#### [WORK TO COMPLETE]
Exclude the pictures, then repeat the remaining data exactly.

#### [STORED RECORDS]

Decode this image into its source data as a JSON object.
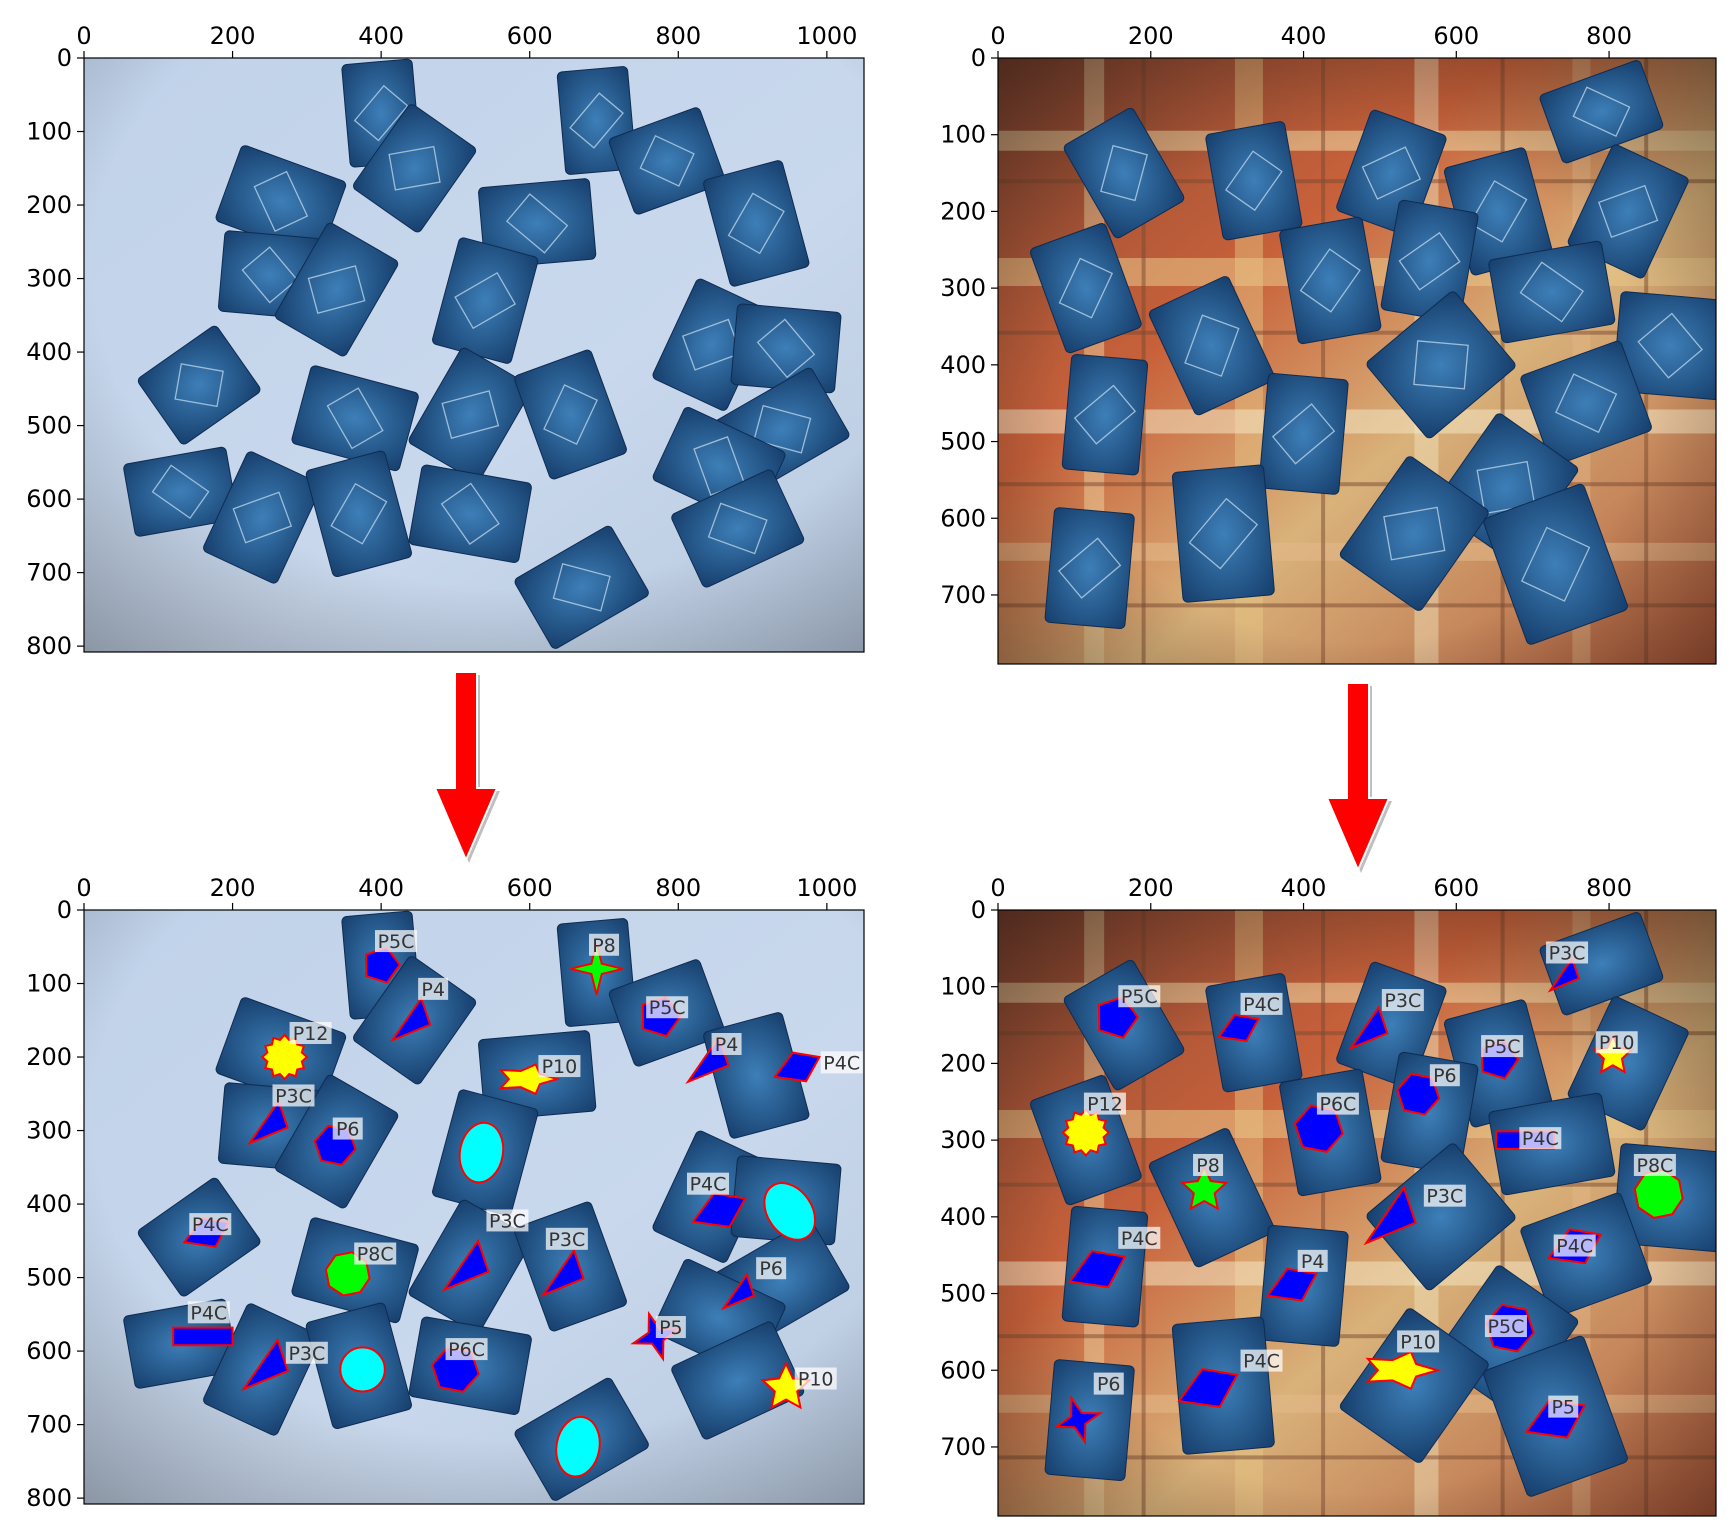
{
  "panels": [
    {
      "id": "top-left",
      "axes": {
        "x_ticks": [
          "0",
          "200",
          "400",
          "600",
          "800",
          "1000"
        ],
        "y_ticks": [
          "0",
          "100",
          "200",
          "300",
          "400",
          "500",
          "600",
          "700",
          "800"
        ],
        "xlim": [
          0,
          1050
        ],
        "ylim": [
          0,
          808
        ]
      },
      "background": "light-blue tabletop",
      "annotated": false
    },
    {
      "id": "top-right",
      "axes": {
        "x_ticks": [
          "0",
          "200",
          "400",
          "600",
          "800"
        ],
        "y_ticks": [
          "0",
          "100",
          "200",
          "300",
          "400",
          "500",
          "600",
          "700"
        ],
        "xlim": [
          0,
          940
        ],
        "ylim": [
          0,
          790
        ]
      },
      "background": "plaid tablecloth",
      "annotated": false
    },
    {
      "id": "bottom-left",
      "axes": {
        "x_ticks": [
          "0",
          "200",
          "400",
          "600",
          "800",
          "1000"
        ],
        "y_ticks": [
          "0",
          "100",
          "200",
          "300",
          "400",
          "500",
          "600",
          "700",
          "800"
        ],
        "xlim": [
          0,
          1050
        ],
        "ylim": [
          0,
          808
        ]
      },
      "background": "light-blue tabletop",
      "annotated": true,
      "labels": [
        {
          "text": "P5C",
          "x": 420,
          "y": 45
        },
        {
          "text": "P4",
          "x": 470,
          "y": 110
        },
        {
          "text": "P8",
          "x": 700,
          "y": 50
        },
        {
          "text": "P5C",
          "x": 785,
          "y": 135
        },
        {
          "text": "P12",
          "x": 305,
          "y": 170
        },
        {
          "text": "P4",
          "x": 865,
          "y": 185
        },
        {
          "text": "P10",
          "x": 640,
          "y": 215
        },
        {
          "text": "P4C",
          "x": 1020,
          "y": 210
        },
        {
          "text": "P3C",
          "x": 282,
          "y": 255
        },
        {
          "text": "P6",
          "x": 355,
          "y": 300
        },
        {
          "text": "P4C",
          "x": 840,
          "y": 375
        },
        {
          "text": "P4C",
          "x": 170,
          "y": 430
        },
        {
          "text": "P3C",
          "x": 570,
          "y": 425
        },
        {
          "text": "P3C",
          "x": 650,
          "y": 450
        },
        {
          "text": "P8C",
          "x": 392,
          "y": 470
        },
        {
          "text": "P6",
          "x": 925,
          "y": 490
        },
        {
          "text": "P4C",
          "x": 168,
          "y": 550
        },
        {
          "text": "P5",
          "x": 790,
          "y": 570
        },
        {
          "text": "P3C",
          "x": 300,
          "y": 605
        },
        {
          "text": "P6C",
          "x": 515,
          "y": 600
        },
        {
          "text": "P10",
          "x": 985,
          "y": 640
        }
      ]
    },
    {
      "id": "bottom-right",
      "axes": {
        "x_ticks": [
          "0",
          "200",
          "400",
          "600",
          "800"
        ],
        "y_ticks": [
          "0",
          "100",
          "200",
          "300",
          "400",
          "500",
          "600",
          "700"
        ],
        "xlim": [
          0,
          940
        ],
        "ylim": [
          0,
          790
        ]
      },
      "background": "plaid tablecloth",
      "annotated": true,
      "labels": [
        {
          "text": "P3C",
          "x": 745,
          "y": 58
        },
        {
          "text": "P5C",
          "x": 185,
          "y": 115
        },
        {
          "text": "P4C",
          "x": 345,
          "y": 125
        },
        {
          "text": "P3C",
          "x": 530,
          "y": 120
        },
        {
          "text": "P5C",
          "x": 660,
          "y": 180
        },
        {
          "text": "P10",
          "x": 810,
          "y": 175
        },
        {
          "text": "P6",
          "x": 585,
          "y": 218
        },
        {
          "text": "P12",
          "x": 140,
          "y": 255
        },
        {
          "text": "P6C",
          "x": 445,
          "y": 255
        },
        {
          "text": "P4C",
          "x": 710,
          "y": 300
        },
        {
          "text": "P8",
          "x": 275,
          "y": 335
        },
        {
          "text": "P8C",
          "x": 860,
          "y": 335
        },
        {
          "text": "P3C",
          "x": 585,
          "y": 375
        },
        {
          "text": "P4C",
          "x": 185,
          "y": 430
        },
        {
          "text": "P4C",
          "x": 755,
          "y": 440
        },
        {
          "text": "P4",
          "x": 412,
          "y": 460
        },
        {
          "text": "P5C",
          "x": 665,
          "y": 545
        },
        {
          "text": "P10",
          "x": 550,
          "y": 565
        },
        {
          "text": "P4C",
          "x": 345,
          "y": 590
        },
        {
          "text": "P6",
          "x": 145,
          "y": 620
        },
        {
          "text": "P5",
          "x": 740,
          "y": 650
        }
      ]
    }
  ],
  "arrows": [
    "down-arrow-left",
    "down-arrow-right"
  ],
  "colors": {
    "arrow": "#ff0000",
    "blue_fill": "#0000ff",
    "green_fill": "#00ff00",
    "yellow_fill": "#ffff00",
    "cyan_fill": "#00ffff",
    "outline": "#ff0000",
    "card": "#1e4f86",
    "table_blue": "#c6d6ea"
  }
}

#### [COMPLETED TASK]
Decode this image into its source data as a JSON object.
{
  "panels": [
    {
      "id": "top-left",
      "axes": {
        "x_ticks": [
          "0",
          "200",
          "400",
          "600",
          "800",
          "1000"
        ],
        "y_ticks": [
          "0",
          "100",
          "200",
          "300",
          "400",
          "500",
          "600",
          "700",
          "800"
        ],
        "xlim": [
          0,
          1050
        ],
        "ylim": [
          0,
          808
        ]
      },
      "background": "light-blue tabletop",
      "annotated": false
    },
    {
      "id": "top-right",
      "axes": {
        "x_ticks": [
          "0",
          "200",
          "400",
          "600",
          "800"
        ],
        "y_ticks": [
          "0",
          "100",
          "200",
          "300",
          "400",
          "500",
          "600",
          "700"
        ],
        "xlim": [
          0,
          940
        ],
        "ylim": [
          0,
          790
        ]
      },
      "background": "plaid tablecloth",
      "annotated": false
    },
    {
      "id": "bottom-left",
      "axes": {
        "x_ticks": [
          "0",
          "200",
          "400",
          "600",
          "800",
          "1000"
        ],
        "y_ticks": [
          "0",
          "100",
          "200",
          "300",
          "400",
          "500",
          "600",
          "700",
          "800"
        ],
        "xlim": [
          0,
          1050
        ],
        "ylim": [
          0,
          808
        ]
      },
      "background": "light-blue tabletop",
      "annotated": true,
      "labels": [
        {
          "text": "P5C",
          "x": 420,
          "y": 45
        },
        {
          "text": "P4",
          "x": 470,
          "y": 110
        },
        {
          "text": "P8",
          "x": 700,
          "y": 50
        },
        {
          "text": "P5C",
          "x": 785,
          "y": 135
        },
        {
          "text": "P12",
          "x": 305,
          "y": 170
        },
        {
          "text": "P4",
          "x": 865,
          "y": 185
        },
        {
          "text": "P10",
          "x": 640,
          "y": 215
        },
        {
          "text": "P4C",
          "x": 1020,
          "y": 210
        },
        {
          "text": "P3C",
          "x": 282,
          "y": 255
        },
        {
          "text": "P6",
          "x": 355,
          "y": 300
        },
        {
          "text": "P4C",
          "x": 840,
          "y": 375
        },
        {
          "text": "P4C",
          "x": 170,
          "y": 430
        },
        {
          "text": "P3C",
          "x": 570,
          "y": 425
        },
        {
          "text": "P3C",
          "x": 650,
          "y": 450
        },
        {
          "text": "P8C",
          "x": 392,
          "y": 470
        },
        {
          "text": "P6",
          "x": 925,
          "y": 490
        },
        {
          "text": "P4C",
          "x": 168,
          "y": 550
        },
        {
          "text": "P5",
          "x": 790,
          "y": 570
        },
        {
          "text": "P3C",
          "x": 300,
          "y": 605
        },
        {
          "text": "P6C",
          "x": 515,
          "y": 600
        },
        {
          "text": "P10",
          "x": 985,
          "y": 640
        }
      ]
    },
    {
      "id": "bottom-right",
      "axes": {
        "x_ticks": [
          "0",
          "200",
          "400",
          "600",
          "800"
        ],
        "y_ticks": [
          "0",
          "100",
          "200",
          "300",
          "400",
          "500",
          "600",
          "700"
        ],
        "xlim": [
          0,
          940
        ],
        "ylim": [
          0,
          790
        ]
      },
      "background": "plaid tablecloth",
      "annotated": true,
      "labels": [
        {
          "text": "P3C",
          "x": 745,
          "y": 58
        },
        {
          "text": "P5C",
          "x": 185,
          "y": 115
        },
        {
          "text": "P4C",
          "x": 345,
          "y": 125
        },
        {
          "text": "P3C",
          "x": 530,
          "y": 120
        },
        {
          "text": "P5C",
          "x": 660,
          "y": 180
        },
        {
          "text": "P10",
          "x": 810,
          "y": 175
        },
        {
          "text": "P6",
          "x": 585,
          "y": 218
        },
        {
          "text": "P12",
          "x": 140,
          "y": 255
        },
        {
          "text": "P6C",
          "x": 445,
          "y": 255
        },
        {
          "text": "P4C",
          "x": 710,
          "y": 300
        },
        {
          "text": "P8",
          "x": 275,
          "y": 335
        },
        {
          "text": "P8C",
          "x": 860,
          "y": 335
        },
        {
          "text": "P3C",
          "x": 585,
          "y": 375
        },
        {
          "text": "P4C",
          "x": 185,
          "y": 430
        },
        {
          "text": "P4C",
          "x": 755,
          "y": 440
        },
        {
          "text": "P4",
          "x": 412,
          "y": 460
        },
        {
          "text": "P5C",
          "x": 665,
          "y": 545
        },
        {
          "text": "P10",
          "x": 550,
          "y": 565
        },
        {
          "text": "P4C",
          "x": 345,
          "y": 590
        },
        {
          "text": "P6",
          "x": 145,
          "y": 620
        },
        {
          "text": "P5",
          "x": 740,
          "y": 650
        }
      ]
    }
  ],
  "arrows": [
    "down-arrow-left",
    "down-arrow-right"
  ],
  "colors": {
    "arrow": "#ff0000",
    "blue_fill": "#0000ff",
    "green_fill": "#00ff00",
    "yellow_fill": "#ffff00",
    "cyan_fill": "#00ffff",
    "outline": "#ff0000",
    "card": "#1e4f86",
    "table_blue": "#c6d6ea"
  }
}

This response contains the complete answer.